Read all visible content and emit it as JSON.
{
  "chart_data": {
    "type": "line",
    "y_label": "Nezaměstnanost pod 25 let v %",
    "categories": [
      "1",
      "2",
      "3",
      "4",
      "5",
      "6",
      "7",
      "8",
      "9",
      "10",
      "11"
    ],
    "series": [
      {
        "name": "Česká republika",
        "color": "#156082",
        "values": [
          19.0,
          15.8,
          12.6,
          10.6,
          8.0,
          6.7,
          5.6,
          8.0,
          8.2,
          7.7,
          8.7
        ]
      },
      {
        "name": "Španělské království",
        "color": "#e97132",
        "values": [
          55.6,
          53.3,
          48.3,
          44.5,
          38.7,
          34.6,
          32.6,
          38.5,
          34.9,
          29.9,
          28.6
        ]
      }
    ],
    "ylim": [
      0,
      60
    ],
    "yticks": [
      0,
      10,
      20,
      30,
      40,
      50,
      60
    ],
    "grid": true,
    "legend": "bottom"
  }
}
..........
▸ **WRITTEN INSTRUCTION**
Please reproduce each line exactly as written.

▸ **ANSWER BELOW**
Read all visible content and emit it as JSON.
{
  "chart_data": {
    "type": "line",
    "y_label": "Nezaměstnanost pod 25 let v %",
    "categories": [
      "1",
      "2",
      "3",
      "4",
      "5",
      "6",
      "7",
      "8",
      "9",
      "10",
      "11"
    ],
    "series": [
      {
        "name": "Česká republika",
        "color": "#156082",
        "values": [
          19.0,
          15.8,
          12.6,
          10.6,
          8.0,
          6.7,
          5.6,
          8.0,
          8.2,
          7.7,
          8.7
        ]
      },
      {
        "name": "Španělské království",
        "color": "#e97132",
        "values": [
          55.6,
          53.3,
          48.3,
          44.5,
          38.7,
          34.6,
          32.6,
          38.5,
          34.9,
          29.9,
          28.6
        ]
      }
    ],
    "ylim": [
      0,
      60
    ],
    "yticks": [
      0,
      10,
      20,
      30,
      40,
      50,
      60
    ],
    "grid": true,
    "legend": "bottom"
  }
}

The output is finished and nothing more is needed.